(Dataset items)
↓↓↓
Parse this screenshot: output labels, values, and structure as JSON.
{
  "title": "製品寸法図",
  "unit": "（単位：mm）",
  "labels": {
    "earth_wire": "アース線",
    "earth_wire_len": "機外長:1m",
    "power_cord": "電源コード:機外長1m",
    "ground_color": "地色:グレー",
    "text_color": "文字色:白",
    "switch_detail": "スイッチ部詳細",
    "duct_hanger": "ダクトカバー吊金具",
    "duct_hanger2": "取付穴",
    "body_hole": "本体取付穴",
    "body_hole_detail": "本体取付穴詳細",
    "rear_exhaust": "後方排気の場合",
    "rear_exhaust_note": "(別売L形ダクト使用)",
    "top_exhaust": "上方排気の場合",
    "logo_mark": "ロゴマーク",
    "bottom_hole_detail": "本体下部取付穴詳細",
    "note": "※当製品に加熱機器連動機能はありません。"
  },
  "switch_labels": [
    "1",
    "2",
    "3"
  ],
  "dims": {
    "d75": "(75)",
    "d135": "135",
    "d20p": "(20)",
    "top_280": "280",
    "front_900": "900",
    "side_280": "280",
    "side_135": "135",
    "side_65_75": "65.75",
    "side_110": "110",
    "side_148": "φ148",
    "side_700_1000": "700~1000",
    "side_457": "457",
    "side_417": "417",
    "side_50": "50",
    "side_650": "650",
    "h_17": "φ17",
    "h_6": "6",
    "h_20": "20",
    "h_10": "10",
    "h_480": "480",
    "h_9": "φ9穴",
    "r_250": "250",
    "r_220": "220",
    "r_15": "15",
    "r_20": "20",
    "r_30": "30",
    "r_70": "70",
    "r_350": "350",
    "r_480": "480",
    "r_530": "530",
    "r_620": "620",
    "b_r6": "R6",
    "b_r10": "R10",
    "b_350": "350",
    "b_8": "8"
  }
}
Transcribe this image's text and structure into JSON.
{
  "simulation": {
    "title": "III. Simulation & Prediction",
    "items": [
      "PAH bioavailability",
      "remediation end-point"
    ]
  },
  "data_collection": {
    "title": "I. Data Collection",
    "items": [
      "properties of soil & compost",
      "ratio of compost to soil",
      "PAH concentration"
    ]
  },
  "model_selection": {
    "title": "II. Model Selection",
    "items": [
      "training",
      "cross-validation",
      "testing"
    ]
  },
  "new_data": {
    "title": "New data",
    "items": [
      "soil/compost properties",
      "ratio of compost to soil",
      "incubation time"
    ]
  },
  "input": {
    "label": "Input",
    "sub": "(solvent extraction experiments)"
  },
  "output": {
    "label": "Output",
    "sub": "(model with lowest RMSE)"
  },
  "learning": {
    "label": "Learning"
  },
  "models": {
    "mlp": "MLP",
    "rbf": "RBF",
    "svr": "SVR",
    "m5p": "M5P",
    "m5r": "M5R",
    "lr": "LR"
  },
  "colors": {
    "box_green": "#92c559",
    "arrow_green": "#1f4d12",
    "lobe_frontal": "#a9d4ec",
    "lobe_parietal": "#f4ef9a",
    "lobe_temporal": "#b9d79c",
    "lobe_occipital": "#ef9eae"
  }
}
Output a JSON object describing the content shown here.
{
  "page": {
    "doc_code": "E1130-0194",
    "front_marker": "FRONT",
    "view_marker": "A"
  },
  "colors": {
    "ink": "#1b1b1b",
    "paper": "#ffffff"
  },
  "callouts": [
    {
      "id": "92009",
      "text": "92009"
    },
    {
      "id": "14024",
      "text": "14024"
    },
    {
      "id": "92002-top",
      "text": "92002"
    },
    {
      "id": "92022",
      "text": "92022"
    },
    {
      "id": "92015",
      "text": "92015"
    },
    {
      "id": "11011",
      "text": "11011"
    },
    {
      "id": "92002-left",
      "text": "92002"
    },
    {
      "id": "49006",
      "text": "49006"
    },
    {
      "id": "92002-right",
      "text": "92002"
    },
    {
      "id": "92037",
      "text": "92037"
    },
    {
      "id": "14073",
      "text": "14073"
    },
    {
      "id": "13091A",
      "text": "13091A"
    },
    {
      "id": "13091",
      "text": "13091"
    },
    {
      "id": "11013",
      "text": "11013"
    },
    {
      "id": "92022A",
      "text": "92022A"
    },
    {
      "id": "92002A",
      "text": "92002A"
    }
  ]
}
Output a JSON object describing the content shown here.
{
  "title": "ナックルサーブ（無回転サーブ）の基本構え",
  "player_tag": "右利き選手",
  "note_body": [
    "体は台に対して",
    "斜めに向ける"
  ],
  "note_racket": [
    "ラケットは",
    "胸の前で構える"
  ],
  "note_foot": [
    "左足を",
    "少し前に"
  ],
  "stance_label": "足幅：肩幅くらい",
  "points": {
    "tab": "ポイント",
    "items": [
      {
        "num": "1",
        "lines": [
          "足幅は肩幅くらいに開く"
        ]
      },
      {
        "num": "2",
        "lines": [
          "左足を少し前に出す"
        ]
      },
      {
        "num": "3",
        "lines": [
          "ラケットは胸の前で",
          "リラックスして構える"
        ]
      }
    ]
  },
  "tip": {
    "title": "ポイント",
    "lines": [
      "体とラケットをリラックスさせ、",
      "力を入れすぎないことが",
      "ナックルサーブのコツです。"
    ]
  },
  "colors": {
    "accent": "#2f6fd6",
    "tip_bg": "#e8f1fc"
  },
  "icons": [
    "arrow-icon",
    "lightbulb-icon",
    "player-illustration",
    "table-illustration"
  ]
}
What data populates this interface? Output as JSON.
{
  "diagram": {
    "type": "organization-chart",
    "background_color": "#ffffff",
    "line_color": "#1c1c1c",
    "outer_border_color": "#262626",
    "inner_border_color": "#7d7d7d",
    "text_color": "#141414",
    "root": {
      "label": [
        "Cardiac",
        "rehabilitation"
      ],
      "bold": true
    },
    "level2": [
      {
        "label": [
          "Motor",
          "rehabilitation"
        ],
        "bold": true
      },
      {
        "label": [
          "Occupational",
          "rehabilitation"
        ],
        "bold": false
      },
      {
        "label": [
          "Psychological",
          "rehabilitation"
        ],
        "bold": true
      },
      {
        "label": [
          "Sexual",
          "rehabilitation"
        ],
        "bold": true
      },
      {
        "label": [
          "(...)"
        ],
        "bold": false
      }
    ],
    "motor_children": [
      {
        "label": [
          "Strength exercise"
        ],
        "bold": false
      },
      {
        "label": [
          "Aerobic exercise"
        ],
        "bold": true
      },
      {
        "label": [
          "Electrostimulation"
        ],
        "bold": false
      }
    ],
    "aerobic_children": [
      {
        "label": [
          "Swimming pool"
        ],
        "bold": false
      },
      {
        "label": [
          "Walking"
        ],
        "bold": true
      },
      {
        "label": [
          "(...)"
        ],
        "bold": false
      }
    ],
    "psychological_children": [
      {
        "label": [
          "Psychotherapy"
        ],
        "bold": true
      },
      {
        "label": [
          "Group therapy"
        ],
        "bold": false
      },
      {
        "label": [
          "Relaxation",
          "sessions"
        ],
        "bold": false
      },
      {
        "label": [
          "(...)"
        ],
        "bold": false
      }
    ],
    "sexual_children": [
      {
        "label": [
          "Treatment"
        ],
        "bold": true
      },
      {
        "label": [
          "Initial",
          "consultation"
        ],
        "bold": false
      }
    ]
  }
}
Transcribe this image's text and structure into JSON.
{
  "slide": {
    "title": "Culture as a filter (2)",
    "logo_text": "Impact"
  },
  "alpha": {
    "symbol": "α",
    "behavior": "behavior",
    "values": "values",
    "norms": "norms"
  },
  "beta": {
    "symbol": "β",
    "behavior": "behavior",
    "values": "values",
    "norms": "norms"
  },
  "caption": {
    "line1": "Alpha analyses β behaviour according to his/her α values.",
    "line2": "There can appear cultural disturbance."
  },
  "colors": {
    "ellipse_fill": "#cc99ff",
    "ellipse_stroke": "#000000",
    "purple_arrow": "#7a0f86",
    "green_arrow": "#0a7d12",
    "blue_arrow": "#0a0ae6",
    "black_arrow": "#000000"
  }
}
↑↑↑
* WRITTEN REQUEST:
Return each line in the records that holds the string "this".

* RIGHT ANSWER:
Parse this screenshot: output labels, values, and structure as JSON.
Transcribe this image's text and structure into JSON.
What data populates this interface? Output as JSON.
Transcribe this image's text and structure into JSON.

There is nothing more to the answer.